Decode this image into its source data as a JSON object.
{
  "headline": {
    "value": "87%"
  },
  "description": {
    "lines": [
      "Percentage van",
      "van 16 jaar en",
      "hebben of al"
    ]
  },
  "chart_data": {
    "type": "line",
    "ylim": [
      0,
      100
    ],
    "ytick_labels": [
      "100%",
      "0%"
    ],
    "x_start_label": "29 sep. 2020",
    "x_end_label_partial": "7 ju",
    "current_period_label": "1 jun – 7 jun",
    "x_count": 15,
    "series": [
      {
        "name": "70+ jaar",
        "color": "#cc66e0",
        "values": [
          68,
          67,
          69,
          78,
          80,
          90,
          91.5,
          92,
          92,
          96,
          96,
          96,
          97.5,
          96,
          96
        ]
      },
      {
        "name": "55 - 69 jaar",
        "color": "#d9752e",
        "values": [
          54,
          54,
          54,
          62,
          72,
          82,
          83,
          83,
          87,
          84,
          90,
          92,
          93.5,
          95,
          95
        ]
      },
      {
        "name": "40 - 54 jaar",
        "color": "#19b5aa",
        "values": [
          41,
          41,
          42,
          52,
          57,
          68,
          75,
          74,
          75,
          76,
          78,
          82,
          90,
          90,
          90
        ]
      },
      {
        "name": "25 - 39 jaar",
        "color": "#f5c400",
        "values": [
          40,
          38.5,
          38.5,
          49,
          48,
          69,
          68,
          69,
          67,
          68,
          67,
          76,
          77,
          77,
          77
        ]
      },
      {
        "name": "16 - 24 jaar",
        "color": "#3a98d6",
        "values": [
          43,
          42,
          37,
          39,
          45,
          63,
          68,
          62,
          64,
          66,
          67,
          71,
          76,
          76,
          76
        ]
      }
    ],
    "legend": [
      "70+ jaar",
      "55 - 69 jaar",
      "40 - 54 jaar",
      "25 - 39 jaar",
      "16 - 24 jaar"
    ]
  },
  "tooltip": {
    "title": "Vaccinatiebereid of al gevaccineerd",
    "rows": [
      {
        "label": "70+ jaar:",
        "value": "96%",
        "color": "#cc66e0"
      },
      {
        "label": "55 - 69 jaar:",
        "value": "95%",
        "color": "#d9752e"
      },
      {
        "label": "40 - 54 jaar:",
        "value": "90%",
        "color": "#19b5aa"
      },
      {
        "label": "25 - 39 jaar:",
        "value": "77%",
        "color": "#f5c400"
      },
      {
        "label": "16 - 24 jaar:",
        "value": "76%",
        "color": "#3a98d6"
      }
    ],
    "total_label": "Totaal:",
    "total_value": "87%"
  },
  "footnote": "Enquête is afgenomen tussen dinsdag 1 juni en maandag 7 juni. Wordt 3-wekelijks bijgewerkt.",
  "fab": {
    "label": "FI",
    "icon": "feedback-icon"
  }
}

**What to produce:** An exact transcription of all the records is required.

**Task result:**
Decode this image into its source data as a JSON object.
{
  "headline": {
    "value": "87%"
  },
  "description": {
    "lines": [
      "Percentage van",
      "van 16 jaar en",
      "hebben of al"
    ]
  },
  "chart_data": {
    "type": "line",
    "ylim": [
      0,
      100
    ],
    "ytick_labels": [
      "100%",
      "0%"
    ],
    "x_start_label": "29 sep. 2020",
    "x_end_label_partial": "7 ju",
    "current_period_label": "1 jun – 7 jun",
    "x_count": 15,
    "series": [
      {
        "name": "70+ jaar",
        "color": "#cc66e0",
        "values": [
          68,
          67,
          69,
          78,
          80,
          90,
          91.5,
          92,
          92,
          96,
          96,
          96,
          97.5,
          96,
          96
        ]
      },
      {
        "name": "55 - 69 jaar",
        "color": "#d9752e",
        "values": [
          54,
          54,
          54,
          62,
          72,
          82,
          83,
          83,
          87,
          84,
          90,
          92,
          93.5,
          95,
          95
        ]
      },
      {
        "name": "40 - 54 jaar",
        "color": "#19b5aa",
        "values": [
          41,
          41,
          42,
          52,
          57,
          68,
          75,
          74,
          75,
          76,
          78,
          82,
          90,
          90,
          90
        ]
      },
      {
        "name": "25 - 39 jaar",
        "color": "#f5c400",
        "values": [
          40,
          38.5,
          38.5,
          49,
          48,
          69,
          68,
          69,
          67,
          68,
          67,
          76,
          77,
          77,
          77
        ]
      },
      {
        "name": "16 - 24 jaar",
        "color": "#3a98d6",
        "values": [
          43,
          42,
          37,
          39,
          45,
          63,
          68,
          62,
          64,
          66,
          67,
          71,
          76,
          76,
          76
        ]
      }
    ],
    "legend": [
      "70+ jaar",
      "55 - 69 jaar",
      "40 - 54 jaar",
      "25 - 39 jaar",
      "16 - 24 jaar"
    ]
  },
  "tooltip": {
    "title": "Vaccinatiebereid of al gevaccineerd",
    "rows": [
      {
        "label": "70+ jaar:",
        "value": "96%",
        "color": "#cc66e0"
      },
      {
        "label": "55 - 69 jaar:",
        "value": "95%",
        "color": "#d9752e"
      },
      {
        "label": "40 - 54 jaar:",
        "value": "90%",
        "color": "#19b5aa"
      },
      {
        "label": "25 - 39 jaar:",
        "value": "77%",
        "color": "#f5c400"
      },
      {
        "label": "16 - 24 jaar:",
        "value": "76%",
        "color": "#3a98d6"
      }
    ],
    "total_label": "Totaal:",
    "total_value": "87%"
  },
  "footnote": "Enquête is afgenomen tussen dinsdag 1 juni en maandag 7 juni. Wordt 3-wekelijks bijgewerkt.",
  "fab": {
    "label": "FI",
    "icon": "feedback-icon"
  }
}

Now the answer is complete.